Rendsburg kämpft gegen zu viele Gänse im Stadtpark
In Rendsburg (Schleswig-Holstein) gibt es ein wachsendes Problem mit Wildgänsen. Vor allem Kanadagänse und Graugänse haben es sich im Stadtpark gemütlich gemacht. Das ist kein Einzelfall, sondern passiert gerade in vielen Städten in Deutschland. Die Tiere finden in der Stadt das ganze Jahr über genug Futter und die Winter sind meist mild genug.
Die Folgen für die Stadt und die Menschen sind deutlich spürbar. Überall liegt Gänsekot, und die Tiere fressen die Blumenbeete leer. Manchmal werden die Gänse sogar aggressiv oder blockieren ganze Straßen, wenn sie in Gruppen über die Fahrbahn laufen. Besonders im Frühsommer, während der Mauser, sammeln sie sich in sehr großen Gruppen.
# # # # #
GELESENES ANWENDEN =
- A) Welche Folgen für die Stadt und die Menschen nennt der Text über die Wildgänse in Rendsburg? Zähle alle auf.
- B) Fasse den Text über die Wildgänse in Rendsburg in zwei Sätzen zusammen.
Die Einträge sind eigenständiges Material und gehören nicht zum Text über die Wildgänse in Rendsburg.

VORLIEGENDES MATERIAL =
# # # # #
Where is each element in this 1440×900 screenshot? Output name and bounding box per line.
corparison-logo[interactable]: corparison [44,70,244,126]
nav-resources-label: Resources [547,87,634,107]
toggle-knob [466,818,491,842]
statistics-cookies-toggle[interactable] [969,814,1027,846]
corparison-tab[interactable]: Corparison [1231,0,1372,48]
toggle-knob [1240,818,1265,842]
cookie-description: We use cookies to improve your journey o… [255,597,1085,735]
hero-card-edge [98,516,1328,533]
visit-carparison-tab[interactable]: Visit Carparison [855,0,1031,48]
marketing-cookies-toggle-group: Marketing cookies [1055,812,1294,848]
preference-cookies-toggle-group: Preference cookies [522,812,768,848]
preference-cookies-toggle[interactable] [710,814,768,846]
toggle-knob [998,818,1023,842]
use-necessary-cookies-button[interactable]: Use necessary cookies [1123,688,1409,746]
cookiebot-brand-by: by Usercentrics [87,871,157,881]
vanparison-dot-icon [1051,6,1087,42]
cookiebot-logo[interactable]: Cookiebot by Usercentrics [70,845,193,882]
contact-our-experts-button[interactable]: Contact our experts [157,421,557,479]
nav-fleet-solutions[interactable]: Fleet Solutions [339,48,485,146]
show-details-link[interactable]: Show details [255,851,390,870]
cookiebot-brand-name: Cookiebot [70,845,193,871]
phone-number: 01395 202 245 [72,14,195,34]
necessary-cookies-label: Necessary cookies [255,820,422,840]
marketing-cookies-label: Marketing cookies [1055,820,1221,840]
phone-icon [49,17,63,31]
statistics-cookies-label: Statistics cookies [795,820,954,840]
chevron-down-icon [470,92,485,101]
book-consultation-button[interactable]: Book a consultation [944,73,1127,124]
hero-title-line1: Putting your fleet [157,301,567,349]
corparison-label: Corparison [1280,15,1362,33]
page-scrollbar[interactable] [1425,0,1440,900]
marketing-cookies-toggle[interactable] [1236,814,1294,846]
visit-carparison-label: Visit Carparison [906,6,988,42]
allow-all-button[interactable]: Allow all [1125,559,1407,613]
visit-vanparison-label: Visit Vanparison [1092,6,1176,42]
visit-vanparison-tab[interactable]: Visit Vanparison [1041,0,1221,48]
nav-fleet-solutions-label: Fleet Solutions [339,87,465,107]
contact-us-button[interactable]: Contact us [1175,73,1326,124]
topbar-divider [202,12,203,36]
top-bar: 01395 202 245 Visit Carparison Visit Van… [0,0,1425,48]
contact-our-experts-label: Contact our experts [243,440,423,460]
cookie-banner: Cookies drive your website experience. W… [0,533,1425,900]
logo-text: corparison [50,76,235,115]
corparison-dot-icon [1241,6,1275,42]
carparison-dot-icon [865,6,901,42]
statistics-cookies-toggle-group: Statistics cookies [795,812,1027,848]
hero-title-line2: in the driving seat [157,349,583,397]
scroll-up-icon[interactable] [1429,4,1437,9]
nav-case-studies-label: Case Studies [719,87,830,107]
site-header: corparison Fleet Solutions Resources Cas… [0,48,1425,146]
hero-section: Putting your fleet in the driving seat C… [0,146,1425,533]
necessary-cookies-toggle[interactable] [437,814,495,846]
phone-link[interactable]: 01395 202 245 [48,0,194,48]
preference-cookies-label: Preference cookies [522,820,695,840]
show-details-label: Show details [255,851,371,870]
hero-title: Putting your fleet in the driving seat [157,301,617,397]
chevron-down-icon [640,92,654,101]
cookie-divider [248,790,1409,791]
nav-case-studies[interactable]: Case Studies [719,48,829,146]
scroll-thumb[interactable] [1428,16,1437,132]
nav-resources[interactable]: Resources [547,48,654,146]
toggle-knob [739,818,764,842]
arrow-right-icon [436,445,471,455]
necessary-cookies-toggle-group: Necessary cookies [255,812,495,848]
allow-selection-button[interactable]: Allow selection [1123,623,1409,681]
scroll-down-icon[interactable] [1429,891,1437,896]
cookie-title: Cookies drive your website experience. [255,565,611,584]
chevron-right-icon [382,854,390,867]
# # # # #
LÖSUNGEN =
- A)
- Überall liegt Gänsekot.
- Die Tiere fressen die Blumenbeete leer.
- Die Gänse werden manchmal aggressiv.
- Sie blockieren ganze Straßen, wenn sie in Gruppen über die Fahrbahn laufen.

- B) Im Rendsburger Stadtpark haben sich vor allem Kanadagänse und Graugänse breitgemacht, was derzeit in vielen deutschen Städten geschieht; die Tiere finden dort ganzjährig genug Futter, und die Winter sind meist mild genug. Gänsekot liegt überall, die Blumenbeete werden leergefressen, und manchmal werden die Tiere aggressiv oder blockieren Straßen; im Frühsommer sammeln sie sich während der Mauser in sehr großen Gruppen.